--- Start of Input material ---

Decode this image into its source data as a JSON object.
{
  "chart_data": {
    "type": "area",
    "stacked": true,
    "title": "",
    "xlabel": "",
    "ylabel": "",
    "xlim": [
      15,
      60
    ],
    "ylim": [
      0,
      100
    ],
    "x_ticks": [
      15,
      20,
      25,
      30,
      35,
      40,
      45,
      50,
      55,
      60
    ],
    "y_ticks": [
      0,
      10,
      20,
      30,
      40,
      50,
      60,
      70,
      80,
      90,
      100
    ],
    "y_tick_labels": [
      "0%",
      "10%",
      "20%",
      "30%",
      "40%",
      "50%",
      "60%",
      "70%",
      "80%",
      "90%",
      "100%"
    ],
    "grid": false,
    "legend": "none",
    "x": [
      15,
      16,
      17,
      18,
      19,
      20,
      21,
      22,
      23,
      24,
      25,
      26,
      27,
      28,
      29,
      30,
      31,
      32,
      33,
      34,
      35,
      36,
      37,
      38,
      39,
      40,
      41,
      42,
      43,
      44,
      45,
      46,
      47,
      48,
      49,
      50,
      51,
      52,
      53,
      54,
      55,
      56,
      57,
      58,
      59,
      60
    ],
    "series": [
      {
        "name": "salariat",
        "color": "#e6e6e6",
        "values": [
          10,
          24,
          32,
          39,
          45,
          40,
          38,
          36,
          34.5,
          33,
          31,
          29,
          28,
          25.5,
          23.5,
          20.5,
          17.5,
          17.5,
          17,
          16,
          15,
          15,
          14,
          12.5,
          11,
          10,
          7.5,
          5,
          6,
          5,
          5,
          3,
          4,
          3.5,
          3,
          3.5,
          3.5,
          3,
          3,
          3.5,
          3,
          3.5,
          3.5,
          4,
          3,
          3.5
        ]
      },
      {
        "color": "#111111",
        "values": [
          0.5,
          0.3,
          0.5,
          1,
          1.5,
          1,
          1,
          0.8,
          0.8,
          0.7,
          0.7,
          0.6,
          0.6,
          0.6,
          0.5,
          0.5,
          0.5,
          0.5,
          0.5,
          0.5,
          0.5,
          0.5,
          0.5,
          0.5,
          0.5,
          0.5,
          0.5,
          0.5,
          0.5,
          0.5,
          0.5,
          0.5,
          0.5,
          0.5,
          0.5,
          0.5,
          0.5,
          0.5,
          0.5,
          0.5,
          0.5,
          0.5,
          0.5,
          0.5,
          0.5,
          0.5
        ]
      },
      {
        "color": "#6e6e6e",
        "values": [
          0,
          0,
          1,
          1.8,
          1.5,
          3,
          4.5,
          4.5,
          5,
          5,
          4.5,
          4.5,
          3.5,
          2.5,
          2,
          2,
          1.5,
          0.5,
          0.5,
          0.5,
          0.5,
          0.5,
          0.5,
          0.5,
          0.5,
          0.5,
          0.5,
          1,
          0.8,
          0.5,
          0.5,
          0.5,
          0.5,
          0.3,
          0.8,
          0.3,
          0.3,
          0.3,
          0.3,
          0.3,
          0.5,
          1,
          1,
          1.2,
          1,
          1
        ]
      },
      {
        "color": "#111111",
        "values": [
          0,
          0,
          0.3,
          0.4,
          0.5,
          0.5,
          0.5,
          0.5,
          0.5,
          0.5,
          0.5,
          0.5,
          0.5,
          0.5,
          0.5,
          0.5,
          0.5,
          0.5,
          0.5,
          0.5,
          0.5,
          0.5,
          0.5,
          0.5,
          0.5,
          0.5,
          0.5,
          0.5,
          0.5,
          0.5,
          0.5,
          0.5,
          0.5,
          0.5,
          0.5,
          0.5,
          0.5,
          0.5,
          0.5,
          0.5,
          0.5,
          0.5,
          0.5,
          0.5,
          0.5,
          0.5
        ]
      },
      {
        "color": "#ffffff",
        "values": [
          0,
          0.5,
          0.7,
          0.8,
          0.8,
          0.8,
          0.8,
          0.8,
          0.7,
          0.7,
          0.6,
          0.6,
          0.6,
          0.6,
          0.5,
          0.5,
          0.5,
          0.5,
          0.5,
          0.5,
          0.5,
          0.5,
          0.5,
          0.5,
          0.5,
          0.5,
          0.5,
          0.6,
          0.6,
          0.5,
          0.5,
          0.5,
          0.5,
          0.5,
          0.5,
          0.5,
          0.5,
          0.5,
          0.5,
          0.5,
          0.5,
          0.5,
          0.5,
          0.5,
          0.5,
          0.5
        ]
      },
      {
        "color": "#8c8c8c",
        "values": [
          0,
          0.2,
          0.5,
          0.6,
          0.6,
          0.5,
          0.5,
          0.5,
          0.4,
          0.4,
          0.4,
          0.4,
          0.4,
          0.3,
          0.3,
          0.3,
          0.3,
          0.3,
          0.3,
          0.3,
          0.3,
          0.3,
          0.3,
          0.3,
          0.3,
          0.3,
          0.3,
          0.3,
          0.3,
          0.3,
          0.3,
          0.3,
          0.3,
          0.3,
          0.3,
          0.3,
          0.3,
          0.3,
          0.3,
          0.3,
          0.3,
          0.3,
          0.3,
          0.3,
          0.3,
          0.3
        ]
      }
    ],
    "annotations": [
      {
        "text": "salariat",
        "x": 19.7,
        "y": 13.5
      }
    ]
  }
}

--- End of Input material ---

Print the whole listing exactly as it is.

* **Task response**
Decode this image into its source data as a JSON object.
{
  "chart_data": {
    "type": "area",
    "stacked": true,
    "title": "",
    "xlabel": "",
    "ylabel": "",
    "xlim": [
      15,
      60
    ],
    "ylim": [
      0,
      100
    ],
    "x_ticks": [
      15,
      20,
      25,
      30,
      35,
      40,
      45,
      50,
      55,
      60
    ],
    "y_ticks": [
      0,
      10,
      20,
      30,
      40,
      50,
      60,
      70,
      80,
      90,
      100
    ],
    "y_tick_labels": [
      "0%",
      "10%",
      "20%",
      "30%",
      "40%",
      "50%",
      "60%",
      "70%",
      "80%",
      "90%",
      "100%"
    ],
    "grid": false,
    "legend": "none",
    "x": [
      15,
      16,
      17,
      18,
      19,
      20,
      21,
      22,
      23,
      24,
      25,
      26,
      27,
      28,
      29,
      30,
      31,
      32,
      33,
      34,
      35,
      36,
      37,
      38,
      39,
      40,
      41,
      42,
      43,
      44,
      45,
      46,
      47,
      48,
      49,
      50,
      51,
      52,
      53,
      54,
      55,
      56,
      57,
      58,
      59,
      60
    ],
    "series": [
      {
        "name": "salariat",
        "color": "#e6e6e6",
        "values": [
          10,
          24,
          32,
          39,
          45,
          40,
          38,
          36,
          34.5,
          33,
          31,
          29,
          28,
          25.5,
          23.5,
          20.5,
          17.5,
          17.5,
          17,
          16,
          15,
          15,
          14,
          12.5,
          11,
          10,
          7.5,
          5,
          6,
          5,
          5,
          3,
          4,
          3.5,
          3,
          3.5,
          3.5,
          3,
          3,
          3.5,
          3,
          3.5,
          3.5,
          4,
          3,
          3.5
        ]
      },
      {
        "color": "#111111",
        "values": [
          0.5,
          0.3,
          0.5,
          1,
          1.5,
          1,
          1,
          0.8,
          0.8,
          0.7,
          0.7,
          0.6,
          0.6,
          0.6,
          0.5,
          0.5,
          0.5,
          0.5,
          0.5,
          0.5,
          0.5,
          0.5,
          0.5,
          0.5,
          0.5,
          0.5,
          0.5,
          0.5,
          0.5,
          0.5,
          0.5,
          0.5,
          0.5,
          0.5,
          0.5,
          0.5,
          0.5,
          0.5,
          0.5,
          0.5,
          0.5,
          0.5,
          0.5,
          0.5,
          0.5,
          0.5
        ]
      },
      {
        "color": "#6e6e6e",
        "values": [
          0,
          0,
          1,
          1.8,
          1.5,
          3,
          4.5,
          4.5,
          5,
          5,
          4.5,
          4.5,
          3.5,
          2.5,
          2,
          2,
          1.5,
          0.5,
          0.5,
          0.5,
          0.5,
          0.5,
          0.5,
          0.5,
          0.5,
          0.5,
          0.5,
          1,
          0.8,
          0.5,
          0.5,
          0.5,
          0.5,
          0.3,
          0.8,
          0.3,
          0.3,
          0.3,
          0.3,
          0.3,
          0.5,
          1,
          1,
          1.2,
          1,
          1
        ]
      },
      {
        "color": "#111111",
        "values": [
          0,
          0,
          0.3,
          0.4,
          0.5,
          0.5,
          0.5,
          0.5,
          0.5,
          0.5,
          0.5,
          0.5,
          0.5,
          0.5,
          0.5,
          0.5,
          0.5,
          0.5,
          0.5,
          0.5,
          0.5,
          0.5,
          0.5,
          0.5,
          0.5,
          0.5,
          0.5,
          0.5,
          0.5,
          0.5,
          0.5,
          0.5,
          0.5,
          0.5,
          0.5,
          0.5,
          0.5,
          0.5,
          0.5,
          0.5,
          0.5,
          0.5,
          0.5,
          0.5,
          0.5,
          0.5
        ]
      },
      {
        "color": "#ffffff",
        "values": [
          0,
          0.5,
          0.7,
          0.8,
          0.8,
          0.8,
          0.8,
          0.8,
          0.7,
          0.7,
          0.6,
          0.6,
          0.6,
          0.6,
          0.5,
          0.5,
          0.5,
          0.5,
          0.5,
          0.5,
          0.5,
          0.5,
          0.5,
          0.5,
          0.5,
          0.5,
          0.5,
          0.6,
          0.6,
          0.5,
          0.5,
          0.5,
          0.5,
          0.5,
          0.5,
          0.5,
          0.5,
          0.5,
          0.5,
          0.5,
          0.5,
          0.5,
          0.5,
          0.5,
          0.5,
          0.5
        ]
      },
      {
        "color": "#8c8c8c",
        "values": [
          0,
          0.2,
          0.5,
          0.6,
          0.6,
          0.5,
          0.5,
          0.5,
          0.4,
          0.4,
          0.4,
          0.4,
          0.4,
          0.3,
          0.3,
          0.3,
          0.3,
          0.3,
          0.3,
          0.3,
          0.3,
          0.3,
          0.3,
          0.3,
          0.3,
          0.3,
          0.3,
          0.3,
          0.3,
          0.3,
          0.3,
          0.3,
          0.3,
          0.3,
          0.3,
          0.3,
          0.3,
          0.3,
          0.3,
          0.3,
          0.3,
          0.3,
          0.3,
          0.3,
          0.3,
          0.3
        ]
      }
    ],
    "annotations": [
      {
        "text": "salariat",
        "x": 19.7,
        "y": 13.5
      }
    ]
  }
}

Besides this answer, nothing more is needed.